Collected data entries
-- START --

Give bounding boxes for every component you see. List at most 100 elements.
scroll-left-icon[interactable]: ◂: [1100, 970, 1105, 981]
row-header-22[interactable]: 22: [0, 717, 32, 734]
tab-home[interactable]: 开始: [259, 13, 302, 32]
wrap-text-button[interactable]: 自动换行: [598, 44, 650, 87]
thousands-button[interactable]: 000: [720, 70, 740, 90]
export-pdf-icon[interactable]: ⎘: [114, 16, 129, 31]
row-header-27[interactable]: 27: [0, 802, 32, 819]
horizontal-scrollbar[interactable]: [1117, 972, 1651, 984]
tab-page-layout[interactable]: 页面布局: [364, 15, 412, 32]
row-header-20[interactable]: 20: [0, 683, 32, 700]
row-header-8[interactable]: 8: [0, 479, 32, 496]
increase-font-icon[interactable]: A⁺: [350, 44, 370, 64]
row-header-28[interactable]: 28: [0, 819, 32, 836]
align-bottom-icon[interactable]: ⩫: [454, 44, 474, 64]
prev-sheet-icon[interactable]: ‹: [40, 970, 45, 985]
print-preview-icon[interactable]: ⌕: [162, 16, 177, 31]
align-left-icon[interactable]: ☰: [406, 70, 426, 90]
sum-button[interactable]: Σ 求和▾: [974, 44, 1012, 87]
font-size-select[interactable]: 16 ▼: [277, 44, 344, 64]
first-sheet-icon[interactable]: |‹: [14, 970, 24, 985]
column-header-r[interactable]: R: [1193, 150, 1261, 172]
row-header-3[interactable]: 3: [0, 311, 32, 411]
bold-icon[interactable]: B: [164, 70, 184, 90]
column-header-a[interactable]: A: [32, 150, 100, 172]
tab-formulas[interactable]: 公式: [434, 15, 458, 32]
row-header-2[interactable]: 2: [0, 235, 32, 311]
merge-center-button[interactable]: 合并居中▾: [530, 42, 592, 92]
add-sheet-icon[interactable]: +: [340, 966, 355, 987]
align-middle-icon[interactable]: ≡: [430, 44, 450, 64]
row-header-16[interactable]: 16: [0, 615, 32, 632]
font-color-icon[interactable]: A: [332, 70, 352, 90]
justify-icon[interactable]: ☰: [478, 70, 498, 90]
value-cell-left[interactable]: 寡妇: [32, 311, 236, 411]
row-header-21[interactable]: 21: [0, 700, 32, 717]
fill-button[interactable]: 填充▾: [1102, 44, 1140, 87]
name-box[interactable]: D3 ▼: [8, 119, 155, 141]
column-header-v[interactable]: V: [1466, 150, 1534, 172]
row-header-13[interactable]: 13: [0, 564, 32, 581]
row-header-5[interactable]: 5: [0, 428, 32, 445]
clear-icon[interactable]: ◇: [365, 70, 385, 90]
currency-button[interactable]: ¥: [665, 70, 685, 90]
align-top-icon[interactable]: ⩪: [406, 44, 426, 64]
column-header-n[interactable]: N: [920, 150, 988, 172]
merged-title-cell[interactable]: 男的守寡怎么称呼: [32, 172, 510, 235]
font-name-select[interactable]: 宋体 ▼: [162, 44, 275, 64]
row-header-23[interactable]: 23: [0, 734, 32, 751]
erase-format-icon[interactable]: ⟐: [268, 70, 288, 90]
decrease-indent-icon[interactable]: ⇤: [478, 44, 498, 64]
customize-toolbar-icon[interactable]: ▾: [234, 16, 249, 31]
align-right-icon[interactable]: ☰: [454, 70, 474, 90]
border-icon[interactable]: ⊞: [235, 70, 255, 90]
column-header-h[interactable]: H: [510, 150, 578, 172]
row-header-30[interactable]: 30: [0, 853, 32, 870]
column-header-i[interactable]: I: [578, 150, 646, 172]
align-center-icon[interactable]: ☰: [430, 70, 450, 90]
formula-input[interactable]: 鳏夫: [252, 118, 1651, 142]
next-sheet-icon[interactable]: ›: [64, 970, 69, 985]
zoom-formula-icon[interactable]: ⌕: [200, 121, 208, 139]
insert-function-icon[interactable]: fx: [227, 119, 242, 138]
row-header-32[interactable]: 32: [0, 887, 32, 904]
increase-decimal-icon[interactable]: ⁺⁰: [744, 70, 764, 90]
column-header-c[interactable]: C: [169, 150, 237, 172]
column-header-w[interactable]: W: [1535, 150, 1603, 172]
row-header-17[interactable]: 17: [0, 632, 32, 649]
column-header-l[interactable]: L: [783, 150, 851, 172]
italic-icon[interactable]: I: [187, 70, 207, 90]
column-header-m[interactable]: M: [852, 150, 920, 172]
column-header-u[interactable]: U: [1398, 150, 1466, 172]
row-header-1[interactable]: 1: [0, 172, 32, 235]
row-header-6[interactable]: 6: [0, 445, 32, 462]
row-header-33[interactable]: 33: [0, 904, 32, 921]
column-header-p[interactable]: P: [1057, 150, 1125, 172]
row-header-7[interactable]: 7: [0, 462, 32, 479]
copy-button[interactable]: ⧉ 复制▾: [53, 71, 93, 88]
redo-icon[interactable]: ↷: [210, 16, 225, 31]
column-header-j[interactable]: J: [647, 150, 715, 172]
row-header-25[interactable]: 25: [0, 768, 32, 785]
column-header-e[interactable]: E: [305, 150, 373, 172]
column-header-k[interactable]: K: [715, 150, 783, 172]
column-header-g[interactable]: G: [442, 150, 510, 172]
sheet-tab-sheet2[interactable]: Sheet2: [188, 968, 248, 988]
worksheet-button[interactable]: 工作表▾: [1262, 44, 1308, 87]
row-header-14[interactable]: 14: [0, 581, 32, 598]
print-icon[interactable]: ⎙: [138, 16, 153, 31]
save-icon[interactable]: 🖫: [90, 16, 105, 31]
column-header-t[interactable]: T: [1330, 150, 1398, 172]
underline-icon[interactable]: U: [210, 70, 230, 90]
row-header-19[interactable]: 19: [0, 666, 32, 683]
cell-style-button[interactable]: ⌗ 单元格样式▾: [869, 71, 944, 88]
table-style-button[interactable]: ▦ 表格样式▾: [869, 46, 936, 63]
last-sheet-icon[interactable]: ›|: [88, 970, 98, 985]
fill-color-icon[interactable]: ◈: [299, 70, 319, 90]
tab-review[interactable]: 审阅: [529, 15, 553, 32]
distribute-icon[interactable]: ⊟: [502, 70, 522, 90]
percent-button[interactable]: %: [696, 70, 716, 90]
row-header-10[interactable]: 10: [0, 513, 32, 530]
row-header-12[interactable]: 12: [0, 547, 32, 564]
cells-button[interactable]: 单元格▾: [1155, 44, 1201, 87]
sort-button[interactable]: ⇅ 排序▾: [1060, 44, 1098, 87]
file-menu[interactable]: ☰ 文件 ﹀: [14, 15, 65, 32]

-- END --

» Exercise task:
Return, verbatim, the listing lines from the very first one through the line containing "wrap-text-button[interactable]: 自动换行: [598, 44, 650, 87]", including both of those lines.

» Result for this task:
Give bounding boxes for every component you see. List at most 100 elements.
scroll-left-icon[interactable]: ◂: [1100, 970, 1105, 981]
row-header-22[interactable]: 22: [0, 717, 32, 734]
tab-home[interactable]: 开始: [259, 13, 302, 32]
wrap-text-button[interactable]: 自动换行: [598, 44, 650, 87]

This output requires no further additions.